__WHAT YOU WILL DO__: The records below hold pictures; please leave those out and retype the rest exactly.

(Saved data entries)
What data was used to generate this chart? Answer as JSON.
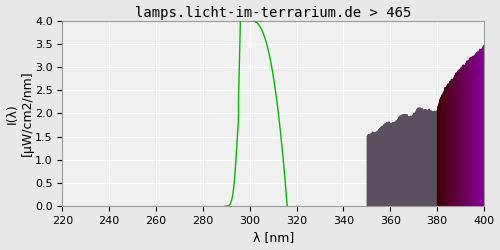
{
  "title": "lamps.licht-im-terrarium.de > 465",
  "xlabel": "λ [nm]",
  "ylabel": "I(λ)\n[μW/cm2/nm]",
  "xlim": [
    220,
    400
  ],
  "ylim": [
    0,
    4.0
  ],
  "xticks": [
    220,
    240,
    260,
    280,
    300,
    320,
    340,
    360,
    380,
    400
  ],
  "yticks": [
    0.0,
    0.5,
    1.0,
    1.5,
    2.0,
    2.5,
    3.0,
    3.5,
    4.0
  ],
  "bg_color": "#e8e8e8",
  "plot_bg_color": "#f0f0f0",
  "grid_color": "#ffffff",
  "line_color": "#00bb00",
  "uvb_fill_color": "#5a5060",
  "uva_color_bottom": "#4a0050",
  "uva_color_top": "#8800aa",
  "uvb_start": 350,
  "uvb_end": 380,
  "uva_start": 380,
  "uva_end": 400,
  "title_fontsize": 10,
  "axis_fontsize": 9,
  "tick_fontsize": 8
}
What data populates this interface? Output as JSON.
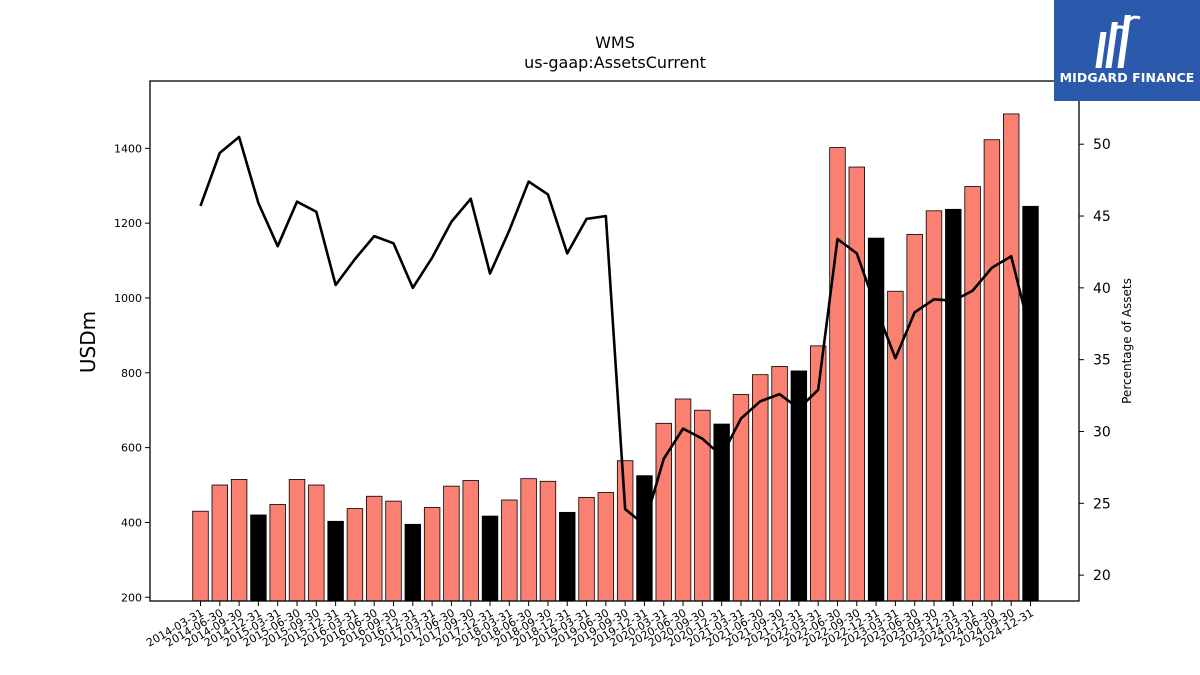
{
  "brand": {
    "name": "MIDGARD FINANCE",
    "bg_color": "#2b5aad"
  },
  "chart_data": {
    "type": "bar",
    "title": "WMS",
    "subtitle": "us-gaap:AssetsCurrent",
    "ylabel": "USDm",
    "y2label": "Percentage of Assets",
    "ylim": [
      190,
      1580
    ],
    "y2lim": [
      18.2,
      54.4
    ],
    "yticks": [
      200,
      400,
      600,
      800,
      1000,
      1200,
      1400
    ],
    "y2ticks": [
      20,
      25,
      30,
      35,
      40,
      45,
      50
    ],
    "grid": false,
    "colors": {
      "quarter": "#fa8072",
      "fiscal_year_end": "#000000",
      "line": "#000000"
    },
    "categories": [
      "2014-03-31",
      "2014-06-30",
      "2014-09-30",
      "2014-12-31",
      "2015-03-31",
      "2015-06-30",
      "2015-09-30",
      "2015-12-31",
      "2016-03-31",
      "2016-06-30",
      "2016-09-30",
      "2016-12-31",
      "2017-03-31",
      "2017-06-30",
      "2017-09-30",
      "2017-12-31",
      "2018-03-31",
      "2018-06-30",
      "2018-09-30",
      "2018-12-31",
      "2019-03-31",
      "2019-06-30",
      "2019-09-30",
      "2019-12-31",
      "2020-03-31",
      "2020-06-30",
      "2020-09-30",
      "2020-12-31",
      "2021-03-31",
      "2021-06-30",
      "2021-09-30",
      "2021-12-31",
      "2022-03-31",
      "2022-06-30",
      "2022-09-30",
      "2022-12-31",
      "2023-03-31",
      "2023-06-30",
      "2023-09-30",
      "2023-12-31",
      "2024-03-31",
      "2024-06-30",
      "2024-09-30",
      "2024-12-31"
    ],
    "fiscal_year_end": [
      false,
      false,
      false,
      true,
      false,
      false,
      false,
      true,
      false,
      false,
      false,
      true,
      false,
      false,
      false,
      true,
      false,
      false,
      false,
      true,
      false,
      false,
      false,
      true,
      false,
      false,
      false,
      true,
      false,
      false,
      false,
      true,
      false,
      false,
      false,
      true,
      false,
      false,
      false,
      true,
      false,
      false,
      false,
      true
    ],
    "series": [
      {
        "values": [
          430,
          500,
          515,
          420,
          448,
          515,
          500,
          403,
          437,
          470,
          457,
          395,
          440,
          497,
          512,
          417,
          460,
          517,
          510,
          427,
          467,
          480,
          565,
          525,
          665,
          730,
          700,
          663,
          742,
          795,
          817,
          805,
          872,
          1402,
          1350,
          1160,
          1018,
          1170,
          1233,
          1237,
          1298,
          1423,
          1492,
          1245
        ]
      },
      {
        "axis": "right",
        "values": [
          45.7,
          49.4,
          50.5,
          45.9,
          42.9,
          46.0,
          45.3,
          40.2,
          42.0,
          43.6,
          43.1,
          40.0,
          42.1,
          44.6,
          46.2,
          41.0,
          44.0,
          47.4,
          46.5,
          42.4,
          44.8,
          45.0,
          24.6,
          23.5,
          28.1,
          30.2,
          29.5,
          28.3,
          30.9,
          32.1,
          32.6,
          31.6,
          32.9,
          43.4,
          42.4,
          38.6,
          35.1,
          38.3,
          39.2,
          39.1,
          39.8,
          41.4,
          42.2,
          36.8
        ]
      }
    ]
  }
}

__EXERCISE RESULT__:
What data was used to generate this chart? Answer as JSON.
{
  "title": "lamps.licht-im-terrarium.de > 465",
  "xlabel": "λ [nm]",
  "ylabel": "I(λ)\n[μW/cm2/nm]",
  "xlim": [
    220,
    400
  ],
  "ylim": [
    0,
    4.0
  ],
  "xticks": [
    220,
    240,
    260,
    280,
    300,
    320,
    340,
    360,
    380,
    400
  ],
  "yticks": [
    0.0,
    0.5,
    1.0,
    1.5,
    2.0,
    2.5,
    3.0,
    3.5,
    4.0
  ],
  "bg_color": "#e8e8e8",
  "plot_bg_color": "#f0f0f0",
  "grid_color": "#ffffff",
  "line_color": "#00bb00",
  "uvb_fill_color": "#5a5060",
  "uva_color_bottom": "#4a0050",
  "uva_color_top": "#8800aa",
  "uvb_start": 350,
  "uvb_end": 380,
  "uva_start": 380,
  "uva_end": 400,
  "title_fontsize": 10,
  "axis_fontsize": 9,
  "tick_fontsize": 8
}
What data populates this interface? Output as JSON.
{
  "brand": {
    "name": "MIDGARD FINANCE",
    "bg_color": "#2b5aad"
  },
  "chart_data": {
    "type": "bar",
    "title": "WMS",
    "subtitle": "us-gaap:AssetsCurrent",
    "ylabel": "USDm",
    "y2label": "Percentage of Assets",
    "ylim": [
      190,
      1580
    ],
    "y2lim": [
      18.2,
      54.4
    ],
    "yticks": [
      200,
      400,
      600,
      800,
      1000,
      1200,
      1400
    ],
    "y2ticks": [
      20,
      25,
      30,
      35,
      40,
      45,
      50
    ],
    "grid": false,
    "colors": {
      "quarter": "#fa8072",
      "fiscal_year_end": "#000000",
      "line": "#000000"
    },
    "categories": [
      "2014-03-31",
      "2014-06-30",
      "2014-09-30",
      "2014-12-31",
      "2015-03-31",
      "2015-06-30",
      "2015-09-30",
      "2015-12-31",
      "2016-03-31",
      "2016-06-30",
      "2016-09-30",
      "2016-12-31",
      "2017-03-31",
      "2017-06-30",
      "2017-09-30",
      "2017-12-31",
      "2018-03-31",
      "2018-06-30",
      "2018-09-30",
      "2018-12-31",
      "2019-03-31",
      "2019-06-30",
      "2019-09-30",
      "2019-12-31",
      "2020-03-31",
      "2020-06-30",
      "2020-09-30",
      "2020-12-31",
      "2021-03-31",
      "2021-06-30",
      "2021-09-30",
      "2021-12-31",
      "2022-03-31",
      "2022-06-30",
      "2022-09-30",
      "2022-12-31",
      "2023-03-31",
      "2023-06-30",
      "2023-09-30",
      "2023-12-31",
      "2024-03-31",
      "2024-06-30",
      "2024-09-30",
      "2024-12-31"
    ],
    "fiscal_year_end": [
      false,
      false,
      false,
      true,
      false,
      false,
      false,
      true,
      false,
      false,
      false,
      true,
      false,
      false,
      false,
      true,
      false,
      false,
      false,
      true,
      false,
      false,
      false,
      true,
      false,
      false,
      false,
      true,
      false,
      false,
      false,
      true,
      false,
      false,
      false,
      true,
      false,
      false,
      false,
      true,
      false,
      false,
      false,
      true
    ],
    "series": [
      {
        "values": [
          430,
          500,
          515,
          420,
          448,
          515,
          500,
          403,
          437,
          470,
          457,
          395,
          440,
          497,
          512,
          417,
          460,
          517,
          510,
          427,
          467,
          480,
          565,
          525,
          665,
          730,
          700,
          663,
          742,
          795,
          817,
          805,
          872,
          1402,
          1350,
          1160,
          1018,
          1170,
          1233,
          1237,
          1298,
          1423,
          1492,
          1245
        ]
      },
      {
        "axis": "right",
        "values": [
          45.7,
          49.4,
          50.5,
          45.9,
          42.9,
          46.0,
          45.3,
          40.2,
          42.0,
          43.6,
          43.1,
          40.0,
          42.1,
          44.6,
          46.2,
          41.0,
          44.0,
          47.4,
          46.5,
          42.4,
          44.8,
          45.0,
          24.6,
          23.5,
          28.1,
          30.2,
          29.5,
          28.3,
          30.9,
          32.1,
          32.6,
          31.6,
          32.9,
          43.4,
          42.4,
          38.6,
          35.1,
          38.3,
          39.2,
          39.1,
          39.8,
          41.4,
          42.2,
          36.8
        ]
      }
    ]
  }
}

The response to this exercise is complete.